**Written problem:**
Read through the entries below and return each line with the word "Average".

**Material shown:**
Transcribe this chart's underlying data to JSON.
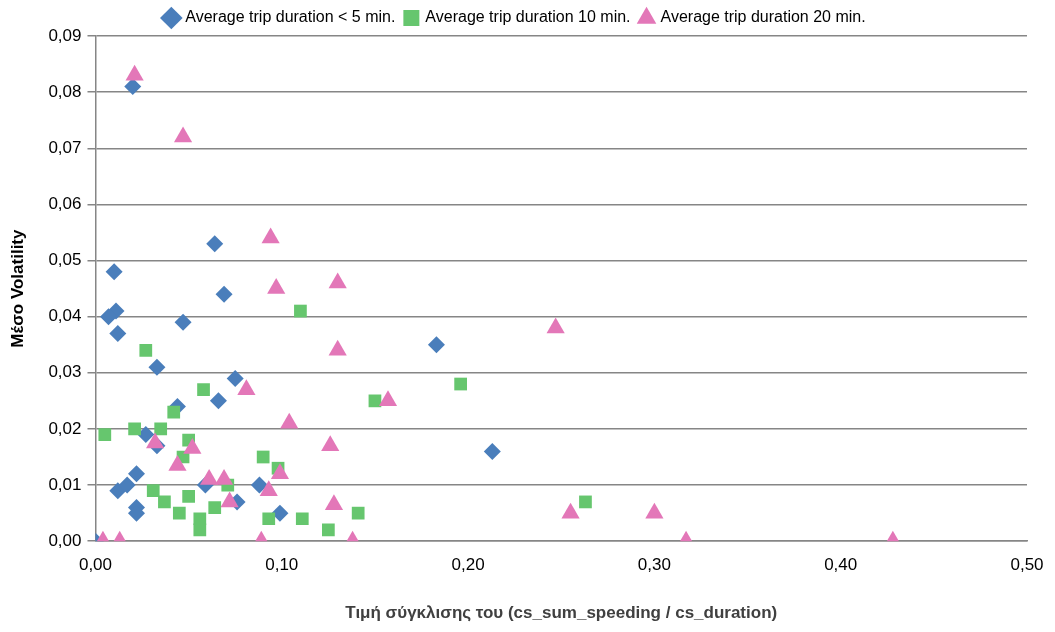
{
  "chart_data": {
    "type": "scatter",
    "xlabel": "Τιμή σύγκλισης του (cs_sum_speeding / cs_duration)",
    "ylabel": "Μέσο Volatility",
    "xlim": [
      0,
      0.5
    ],
    "ylim": [
      0,
      0.09
    ],
    "xticks": [
      {
        "value": 0,
        "label": "0,00"
      },
      {
        "value": 0.1,
        "label": "0,10"
      },
      {
        "value": 0.2,
        "label": "0,20"
      },
      {
        "value": 0.3,
        "label": "0,30"
      },
      {
        "value": 0.4,
        "label": "0,40"
      },
      {
        "value": 0.5,
        "label": "0,50"
      }
    ],
    "yticks": [
      {
        "value": 0,
        "label": "0,00"
      },
      {
        "value": 0.01,
        "label": "0,01"
      },
      {
        "value": 0.02,
        "label": "0,02"
      },
      {
        "value": 0.03,
        "label": "0,03"
      },
      {
        "value": 0.04,
        "label": "0,04"
      },
      {
        "value": 0.05,
        "label": "0,05"
      },
      {
        "value": 0.06,
        "label": "0,06"
      },
      {
        "value": 0.07,
        "label": "0,07"
      },
      {
        "value": 0.08,
        "label": "0,08"
      },
      {
        "value": 0.09,
        "label": "0,09"
      }
    ],
    "grid": "y",
    "legend": "top",
    "series": [
      {
        "name": "Average trip duration < 5 min.",
        "color": "#4a7ebb",
        "marker": "diamond",
        "x": [
          0,
          0.02,
          0.01,
          0.011,
          0.007,
          0.012,
          0.064,
          0.069,
          0.047,
          0.033,
          0.183,
          0.213,
          0.075,
          0.066,
          0.044,
          0.033,
          0.027,
          0.022,
          0.012,
          0.017,
          0.022,
          0.022,
          0.059,
          0.076,
          0.088,
          0.099
        ],
        "values": [
          0,
          0.081,
          0.048,
          0.041,
          0.04,
          0.037,
          0.053,
          0.044,
          0.039,
          0.031,
          0.035,
          0.016,
          0.029,
          0.025,
          0.024,
          0.017,
          0.019,
          0.012,
          0.009,
          0.01,
          0.006,
          0.005,
          0.01,
          0.007,
          0.01,
          0.005
        ]
      },
      {
        "name": "Average trip duration 10 min.",
        "color": "#66c66e",
        "marker": "square",
        "x": [
          0.005,
          0.021,
          0.027,
          0.058,
          0.11,
          0.15,
          0.196,
          0.263,
          0.042,
          0.035,
          0.05,
          0.047,
          0.031,
          0.037,
          0.045,
          0.05,
          0.056,
          0.056,
          0.064,
          0.071,
          0.09,
          0.098,
          0.093,
          0.111,
          0.125,
          0.141
        ],
        "values": [
          0.019,
          0.02,
          0.034,
          0.027,
          0.041,
          0.025,
          0.028,
          0.007,
          0.023,
          0.02,
          0.018,
          0.015,
          0.009,
          0.007,
          0.005,
          0.008,
          0.004,
          0.002,
          0.006,
          0.01,
          0.015,
          0.013,
          0.004,
          0.004,
          0.002,
          0.005
        ]
      },
      {
        "name": "Average trip duration 20 min.",
        "color": "#e377b8",
        "marker": "triangle",
        "x": [
          0.021,
          0.047,
          0.094,
          0.097,
          0.13,
          0.13,
          0.247,
          0.104,
          0.081,
          0.157,
          0.126,
          0.032,
          0.052,
          0.044,
          0.061,
          0.069,
          0.072,
          0.093,
          0.099,
          0.128,
          0.004,
          0.013,
          0.089,
          0.138,
          0.255,
          0.3,
          0.317,
          0.428
        ],
        "values": [
          0.083,
          0.072,
          0.054,
          0.045,
          0.046,
          0.034,
          0.038,
          0.021,
          0.027,
          0.025,
          0.017,
          0.0175,
          0.0165,
          0.0135,
          0.011,
          0.011,
          0.007,
          0.009,
          0.012,
          0.0065,
          0,
          0,
          0,
          0,
          0.005,
          0.005,
          0,
          0
        ]
      }
    ]
  }
}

**Final answer:**
        "name": "Average trip duration < 5 min.",
        "name": "Average trip duration 10 min.",
        "name": "Average trip duration 20 min.",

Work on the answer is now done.